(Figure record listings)
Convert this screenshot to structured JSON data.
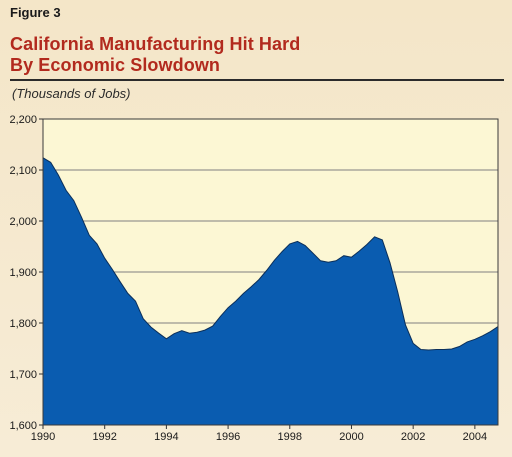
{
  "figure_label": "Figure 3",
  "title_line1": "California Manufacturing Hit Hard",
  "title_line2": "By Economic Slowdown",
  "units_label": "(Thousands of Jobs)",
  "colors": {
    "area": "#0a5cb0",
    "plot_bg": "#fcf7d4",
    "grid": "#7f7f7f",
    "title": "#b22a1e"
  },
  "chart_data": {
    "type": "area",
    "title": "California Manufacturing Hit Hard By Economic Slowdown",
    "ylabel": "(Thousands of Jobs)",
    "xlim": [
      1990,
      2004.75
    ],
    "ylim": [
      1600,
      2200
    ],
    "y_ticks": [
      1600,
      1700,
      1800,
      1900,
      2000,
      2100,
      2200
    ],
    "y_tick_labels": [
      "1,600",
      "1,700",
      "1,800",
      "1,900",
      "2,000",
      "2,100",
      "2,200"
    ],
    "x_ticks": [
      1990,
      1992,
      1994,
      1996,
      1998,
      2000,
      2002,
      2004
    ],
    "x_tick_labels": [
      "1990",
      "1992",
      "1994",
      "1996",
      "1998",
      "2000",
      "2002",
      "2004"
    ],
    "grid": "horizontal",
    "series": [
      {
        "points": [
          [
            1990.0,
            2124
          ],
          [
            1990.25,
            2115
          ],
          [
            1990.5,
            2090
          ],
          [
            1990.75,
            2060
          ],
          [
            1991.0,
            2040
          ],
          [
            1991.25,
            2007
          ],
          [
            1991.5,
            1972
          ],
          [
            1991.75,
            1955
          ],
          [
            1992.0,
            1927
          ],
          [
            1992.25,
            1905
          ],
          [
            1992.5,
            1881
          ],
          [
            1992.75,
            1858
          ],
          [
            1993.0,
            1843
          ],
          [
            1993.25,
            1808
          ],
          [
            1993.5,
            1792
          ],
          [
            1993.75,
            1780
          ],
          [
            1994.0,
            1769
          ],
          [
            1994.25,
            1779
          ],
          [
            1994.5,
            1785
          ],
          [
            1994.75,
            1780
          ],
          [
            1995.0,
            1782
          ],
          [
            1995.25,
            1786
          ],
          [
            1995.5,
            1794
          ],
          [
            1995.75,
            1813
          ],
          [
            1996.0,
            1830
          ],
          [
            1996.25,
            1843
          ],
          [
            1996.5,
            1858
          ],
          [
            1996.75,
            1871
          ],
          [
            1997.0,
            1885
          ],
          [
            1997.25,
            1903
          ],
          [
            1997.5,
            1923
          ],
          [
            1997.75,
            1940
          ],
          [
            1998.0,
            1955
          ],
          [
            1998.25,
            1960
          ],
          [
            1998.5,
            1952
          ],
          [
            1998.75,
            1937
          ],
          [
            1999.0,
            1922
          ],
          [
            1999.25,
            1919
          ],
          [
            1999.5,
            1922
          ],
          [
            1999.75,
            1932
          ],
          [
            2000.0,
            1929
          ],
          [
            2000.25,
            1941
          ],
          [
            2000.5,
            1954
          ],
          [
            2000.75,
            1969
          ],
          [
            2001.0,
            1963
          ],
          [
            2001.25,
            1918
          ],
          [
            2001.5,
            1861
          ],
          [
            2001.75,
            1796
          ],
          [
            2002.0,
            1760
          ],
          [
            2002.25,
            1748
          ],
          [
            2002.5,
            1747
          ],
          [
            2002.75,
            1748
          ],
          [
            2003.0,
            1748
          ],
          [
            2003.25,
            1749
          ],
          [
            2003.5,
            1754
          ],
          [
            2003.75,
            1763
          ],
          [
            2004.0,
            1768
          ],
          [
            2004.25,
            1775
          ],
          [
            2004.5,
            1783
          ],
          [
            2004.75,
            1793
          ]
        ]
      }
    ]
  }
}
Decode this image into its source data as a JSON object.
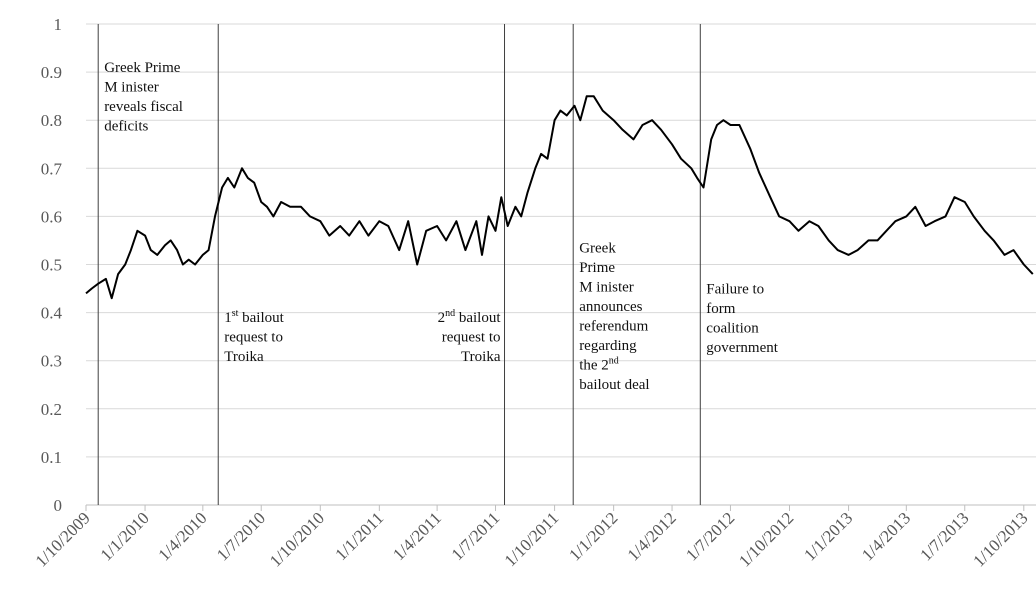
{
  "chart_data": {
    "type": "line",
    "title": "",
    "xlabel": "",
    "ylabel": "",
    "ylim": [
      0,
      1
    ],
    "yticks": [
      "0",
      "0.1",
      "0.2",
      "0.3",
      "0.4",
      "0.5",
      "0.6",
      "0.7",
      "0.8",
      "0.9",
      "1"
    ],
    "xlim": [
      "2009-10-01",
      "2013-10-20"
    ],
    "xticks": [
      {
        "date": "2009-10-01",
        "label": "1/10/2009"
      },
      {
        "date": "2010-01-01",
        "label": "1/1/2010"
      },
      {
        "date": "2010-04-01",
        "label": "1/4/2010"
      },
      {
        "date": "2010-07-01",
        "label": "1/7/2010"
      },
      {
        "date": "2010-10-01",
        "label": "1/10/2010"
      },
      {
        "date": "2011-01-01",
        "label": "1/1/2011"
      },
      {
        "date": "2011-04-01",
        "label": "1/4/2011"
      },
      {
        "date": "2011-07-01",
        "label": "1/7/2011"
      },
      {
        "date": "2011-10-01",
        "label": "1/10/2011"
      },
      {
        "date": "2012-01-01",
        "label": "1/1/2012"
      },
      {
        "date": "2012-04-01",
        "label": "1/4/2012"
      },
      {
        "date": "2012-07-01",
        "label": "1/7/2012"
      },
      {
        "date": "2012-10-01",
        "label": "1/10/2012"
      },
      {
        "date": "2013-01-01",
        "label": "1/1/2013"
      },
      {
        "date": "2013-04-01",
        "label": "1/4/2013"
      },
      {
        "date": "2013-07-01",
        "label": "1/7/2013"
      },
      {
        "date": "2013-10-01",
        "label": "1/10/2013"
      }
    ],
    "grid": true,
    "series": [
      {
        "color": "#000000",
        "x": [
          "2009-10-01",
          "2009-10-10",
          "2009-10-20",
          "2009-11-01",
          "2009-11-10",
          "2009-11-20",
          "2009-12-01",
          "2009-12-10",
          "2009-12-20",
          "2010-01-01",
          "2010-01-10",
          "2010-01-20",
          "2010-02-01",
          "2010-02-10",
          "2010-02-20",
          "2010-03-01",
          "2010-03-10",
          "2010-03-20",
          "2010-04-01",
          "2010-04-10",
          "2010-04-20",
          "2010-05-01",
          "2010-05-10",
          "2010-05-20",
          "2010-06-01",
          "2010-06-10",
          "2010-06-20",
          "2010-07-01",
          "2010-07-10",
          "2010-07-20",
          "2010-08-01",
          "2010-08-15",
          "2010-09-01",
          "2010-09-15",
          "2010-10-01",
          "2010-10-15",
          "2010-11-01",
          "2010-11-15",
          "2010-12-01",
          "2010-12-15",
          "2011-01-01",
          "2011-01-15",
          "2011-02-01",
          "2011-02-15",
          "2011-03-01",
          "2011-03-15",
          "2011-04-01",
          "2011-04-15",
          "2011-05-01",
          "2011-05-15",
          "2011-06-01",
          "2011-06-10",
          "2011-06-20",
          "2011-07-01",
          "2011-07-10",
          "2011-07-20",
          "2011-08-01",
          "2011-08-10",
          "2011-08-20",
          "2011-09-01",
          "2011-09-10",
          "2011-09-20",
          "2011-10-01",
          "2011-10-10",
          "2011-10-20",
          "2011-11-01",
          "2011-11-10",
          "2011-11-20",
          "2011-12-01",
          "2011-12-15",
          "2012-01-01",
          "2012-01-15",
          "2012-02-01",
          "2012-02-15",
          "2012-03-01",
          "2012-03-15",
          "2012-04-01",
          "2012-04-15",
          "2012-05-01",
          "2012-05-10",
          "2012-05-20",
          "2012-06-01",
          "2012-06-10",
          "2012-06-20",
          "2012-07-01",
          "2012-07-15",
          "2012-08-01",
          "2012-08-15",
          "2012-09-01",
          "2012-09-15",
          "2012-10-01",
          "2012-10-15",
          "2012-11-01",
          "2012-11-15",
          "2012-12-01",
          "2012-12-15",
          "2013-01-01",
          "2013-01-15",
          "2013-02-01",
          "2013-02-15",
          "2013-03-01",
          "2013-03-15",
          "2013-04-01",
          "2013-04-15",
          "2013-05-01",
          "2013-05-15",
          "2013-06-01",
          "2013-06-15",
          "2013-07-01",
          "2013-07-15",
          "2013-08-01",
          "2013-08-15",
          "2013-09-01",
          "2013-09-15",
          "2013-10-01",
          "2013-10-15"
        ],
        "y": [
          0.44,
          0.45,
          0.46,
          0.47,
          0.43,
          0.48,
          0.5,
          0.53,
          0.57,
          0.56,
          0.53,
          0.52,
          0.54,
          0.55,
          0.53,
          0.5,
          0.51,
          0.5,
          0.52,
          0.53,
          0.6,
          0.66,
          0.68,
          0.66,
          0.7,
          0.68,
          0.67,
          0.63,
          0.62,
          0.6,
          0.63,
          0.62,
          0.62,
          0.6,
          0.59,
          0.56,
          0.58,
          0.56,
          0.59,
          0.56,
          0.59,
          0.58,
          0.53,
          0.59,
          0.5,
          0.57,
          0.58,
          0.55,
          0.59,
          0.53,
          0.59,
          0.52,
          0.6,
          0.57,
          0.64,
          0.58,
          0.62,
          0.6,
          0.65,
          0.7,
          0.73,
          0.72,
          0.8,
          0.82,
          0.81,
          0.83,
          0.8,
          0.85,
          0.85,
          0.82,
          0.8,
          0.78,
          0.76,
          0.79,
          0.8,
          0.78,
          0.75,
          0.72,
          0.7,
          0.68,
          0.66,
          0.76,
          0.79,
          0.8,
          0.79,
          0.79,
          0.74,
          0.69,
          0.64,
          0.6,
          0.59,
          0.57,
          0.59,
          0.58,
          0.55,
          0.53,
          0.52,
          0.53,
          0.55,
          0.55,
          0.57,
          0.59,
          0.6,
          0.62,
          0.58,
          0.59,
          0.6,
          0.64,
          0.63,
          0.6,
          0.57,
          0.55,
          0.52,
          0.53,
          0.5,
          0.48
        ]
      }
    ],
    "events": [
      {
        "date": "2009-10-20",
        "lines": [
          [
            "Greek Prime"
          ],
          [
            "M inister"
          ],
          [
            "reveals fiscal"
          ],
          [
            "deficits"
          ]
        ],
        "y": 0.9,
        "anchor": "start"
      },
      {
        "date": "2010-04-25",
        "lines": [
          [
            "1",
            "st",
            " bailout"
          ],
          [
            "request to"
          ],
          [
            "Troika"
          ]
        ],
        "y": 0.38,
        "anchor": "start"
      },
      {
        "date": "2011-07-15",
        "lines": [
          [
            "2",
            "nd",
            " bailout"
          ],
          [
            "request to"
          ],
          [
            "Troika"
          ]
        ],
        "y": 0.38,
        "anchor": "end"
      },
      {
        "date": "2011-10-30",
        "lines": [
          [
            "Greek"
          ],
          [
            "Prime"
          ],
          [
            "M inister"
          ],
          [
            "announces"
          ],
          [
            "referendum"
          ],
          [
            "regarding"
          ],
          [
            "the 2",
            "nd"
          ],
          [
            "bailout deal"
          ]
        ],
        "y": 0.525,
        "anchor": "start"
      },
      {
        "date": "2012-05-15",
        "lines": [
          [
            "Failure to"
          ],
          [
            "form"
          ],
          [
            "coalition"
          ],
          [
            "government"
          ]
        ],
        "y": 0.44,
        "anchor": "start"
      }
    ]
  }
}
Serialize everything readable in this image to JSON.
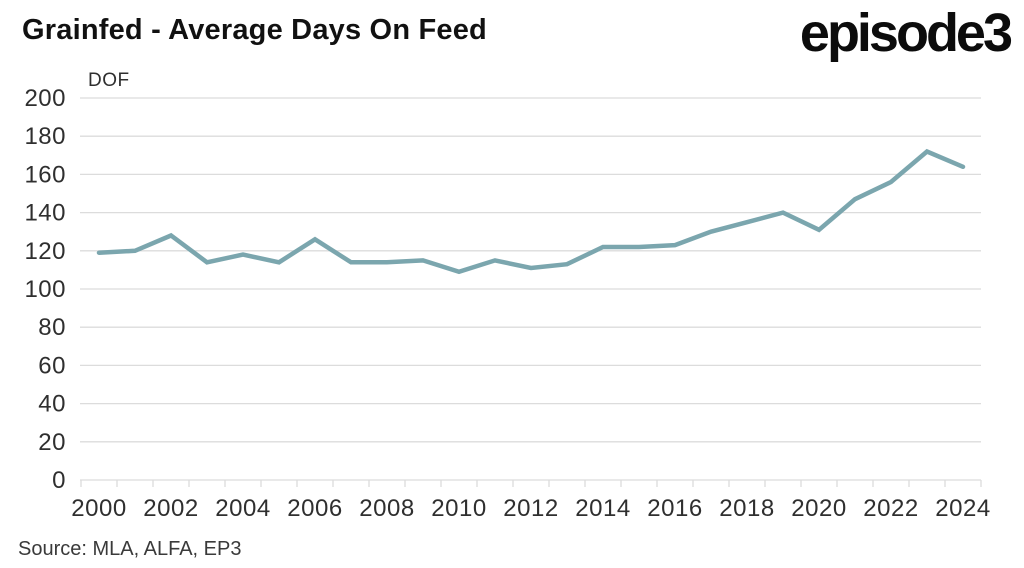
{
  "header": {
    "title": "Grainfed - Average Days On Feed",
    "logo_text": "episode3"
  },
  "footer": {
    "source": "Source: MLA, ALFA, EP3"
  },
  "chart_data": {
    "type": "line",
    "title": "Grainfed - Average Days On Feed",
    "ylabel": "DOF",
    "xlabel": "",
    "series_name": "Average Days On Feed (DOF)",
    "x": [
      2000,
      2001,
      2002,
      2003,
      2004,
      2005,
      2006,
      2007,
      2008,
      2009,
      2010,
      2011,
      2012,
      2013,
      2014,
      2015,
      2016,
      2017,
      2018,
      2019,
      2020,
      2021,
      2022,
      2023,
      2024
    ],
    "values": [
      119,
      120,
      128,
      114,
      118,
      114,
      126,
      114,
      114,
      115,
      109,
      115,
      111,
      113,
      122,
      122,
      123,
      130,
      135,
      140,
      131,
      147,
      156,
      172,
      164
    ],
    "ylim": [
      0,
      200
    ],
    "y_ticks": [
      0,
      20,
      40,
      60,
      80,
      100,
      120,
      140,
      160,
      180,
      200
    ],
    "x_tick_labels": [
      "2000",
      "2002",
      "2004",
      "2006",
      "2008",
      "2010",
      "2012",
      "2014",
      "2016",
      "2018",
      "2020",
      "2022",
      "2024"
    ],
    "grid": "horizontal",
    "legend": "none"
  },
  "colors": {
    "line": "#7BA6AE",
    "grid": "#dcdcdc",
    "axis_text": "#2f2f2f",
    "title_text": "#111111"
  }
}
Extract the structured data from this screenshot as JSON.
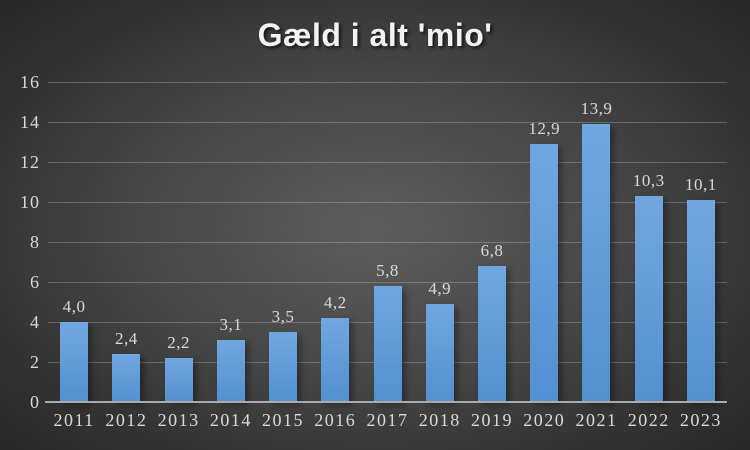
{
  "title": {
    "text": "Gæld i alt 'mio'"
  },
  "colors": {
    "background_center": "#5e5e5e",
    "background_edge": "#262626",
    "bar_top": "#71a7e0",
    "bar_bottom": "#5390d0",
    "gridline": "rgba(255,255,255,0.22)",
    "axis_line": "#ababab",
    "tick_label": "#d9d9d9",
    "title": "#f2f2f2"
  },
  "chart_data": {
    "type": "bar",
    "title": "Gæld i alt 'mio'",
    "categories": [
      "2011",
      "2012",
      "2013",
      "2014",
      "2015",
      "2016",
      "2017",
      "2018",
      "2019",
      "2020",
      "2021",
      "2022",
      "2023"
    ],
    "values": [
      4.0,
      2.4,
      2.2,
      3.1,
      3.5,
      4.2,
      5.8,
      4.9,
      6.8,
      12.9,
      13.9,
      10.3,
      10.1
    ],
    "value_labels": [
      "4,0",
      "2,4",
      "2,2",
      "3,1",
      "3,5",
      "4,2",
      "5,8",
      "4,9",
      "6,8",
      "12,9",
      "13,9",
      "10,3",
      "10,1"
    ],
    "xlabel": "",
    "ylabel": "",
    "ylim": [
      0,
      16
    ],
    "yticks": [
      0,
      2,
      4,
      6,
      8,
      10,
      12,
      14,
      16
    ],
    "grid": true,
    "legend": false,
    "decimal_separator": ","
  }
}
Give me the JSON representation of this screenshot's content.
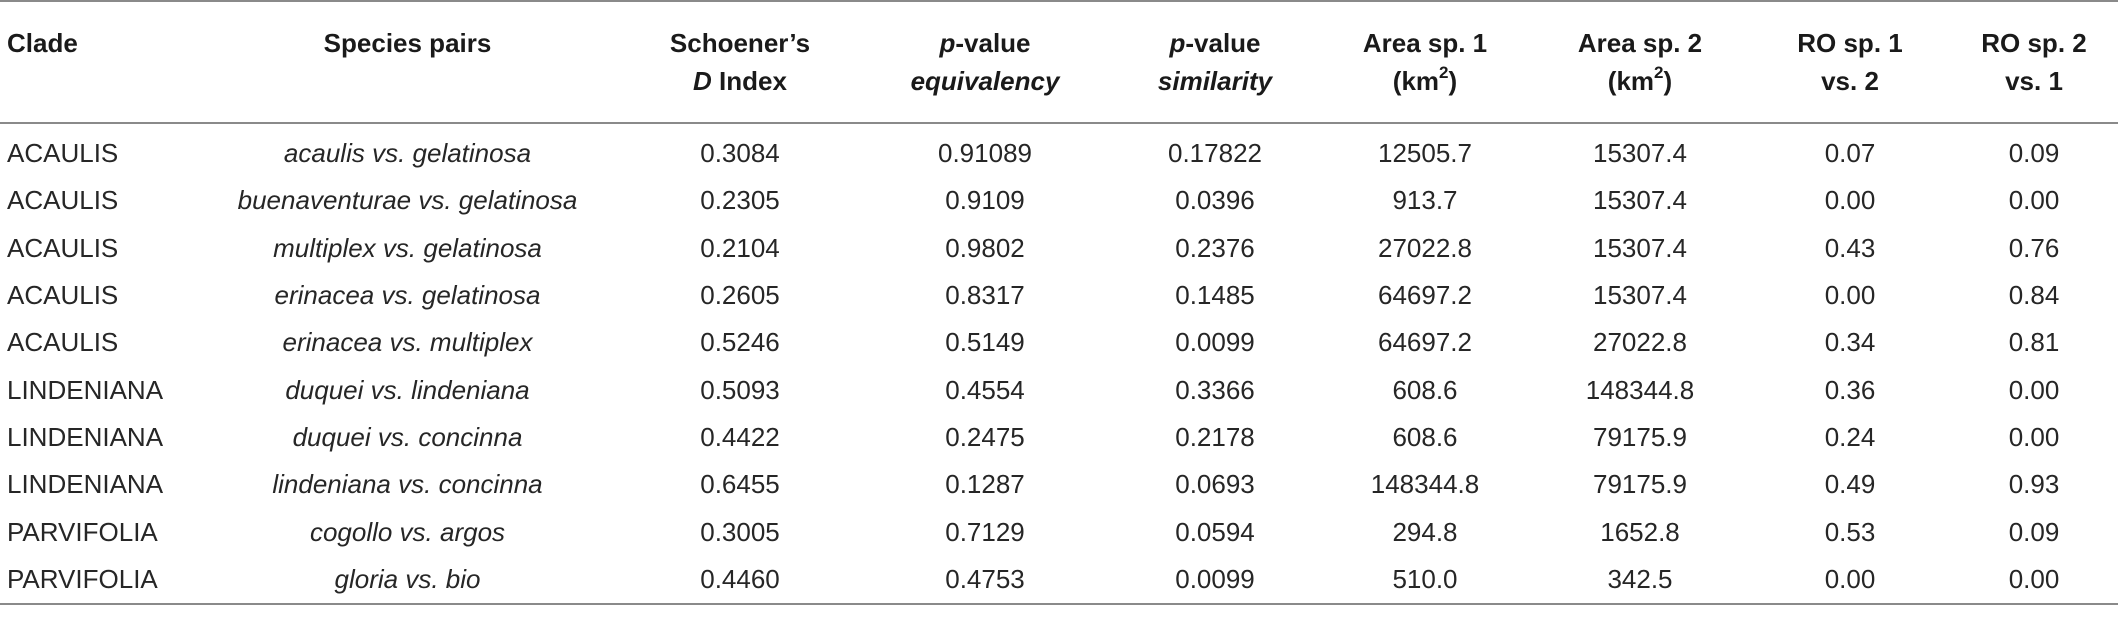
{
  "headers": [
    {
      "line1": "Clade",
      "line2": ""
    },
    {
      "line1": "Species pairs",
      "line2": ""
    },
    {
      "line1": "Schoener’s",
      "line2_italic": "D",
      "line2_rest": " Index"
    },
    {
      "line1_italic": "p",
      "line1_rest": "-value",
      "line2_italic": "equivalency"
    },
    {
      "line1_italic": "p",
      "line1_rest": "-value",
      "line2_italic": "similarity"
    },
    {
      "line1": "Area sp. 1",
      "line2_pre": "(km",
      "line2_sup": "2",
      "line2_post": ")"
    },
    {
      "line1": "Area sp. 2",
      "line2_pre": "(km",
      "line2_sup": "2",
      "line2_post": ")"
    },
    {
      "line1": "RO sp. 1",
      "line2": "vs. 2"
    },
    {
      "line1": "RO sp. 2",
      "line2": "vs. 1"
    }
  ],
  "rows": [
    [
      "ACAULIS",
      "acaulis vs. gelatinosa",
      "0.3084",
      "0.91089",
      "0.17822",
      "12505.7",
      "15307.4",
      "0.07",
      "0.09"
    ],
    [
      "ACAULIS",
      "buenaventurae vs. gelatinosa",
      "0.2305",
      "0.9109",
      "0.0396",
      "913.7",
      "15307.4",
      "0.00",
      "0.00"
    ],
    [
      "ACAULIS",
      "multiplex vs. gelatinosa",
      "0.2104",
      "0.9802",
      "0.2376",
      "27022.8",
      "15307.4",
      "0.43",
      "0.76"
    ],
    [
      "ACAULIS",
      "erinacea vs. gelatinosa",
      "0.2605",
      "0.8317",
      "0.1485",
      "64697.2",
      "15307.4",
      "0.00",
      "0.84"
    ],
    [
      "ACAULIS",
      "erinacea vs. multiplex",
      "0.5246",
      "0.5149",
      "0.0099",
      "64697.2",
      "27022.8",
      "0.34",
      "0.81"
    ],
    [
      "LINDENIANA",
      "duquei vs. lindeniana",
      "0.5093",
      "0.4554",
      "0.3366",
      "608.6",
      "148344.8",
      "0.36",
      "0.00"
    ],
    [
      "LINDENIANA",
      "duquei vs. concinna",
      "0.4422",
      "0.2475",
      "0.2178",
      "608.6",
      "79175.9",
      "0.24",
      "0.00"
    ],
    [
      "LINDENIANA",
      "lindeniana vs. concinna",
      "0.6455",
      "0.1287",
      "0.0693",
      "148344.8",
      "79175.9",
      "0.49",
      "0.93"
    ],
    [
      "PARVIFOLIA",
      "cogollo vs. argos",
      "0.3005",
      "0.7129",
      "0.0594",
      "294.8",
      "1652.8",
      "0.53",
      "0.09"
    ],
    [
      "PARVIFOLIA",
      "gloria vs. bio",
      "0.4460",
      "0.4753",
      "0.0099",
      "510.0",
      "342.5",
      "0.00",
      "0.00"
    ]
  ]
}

# Required work
Return each line in the records that holds the string "erinacea".

# Response
      "erinacea vs. gelatinosa",
      "erinacea vs. multiplex",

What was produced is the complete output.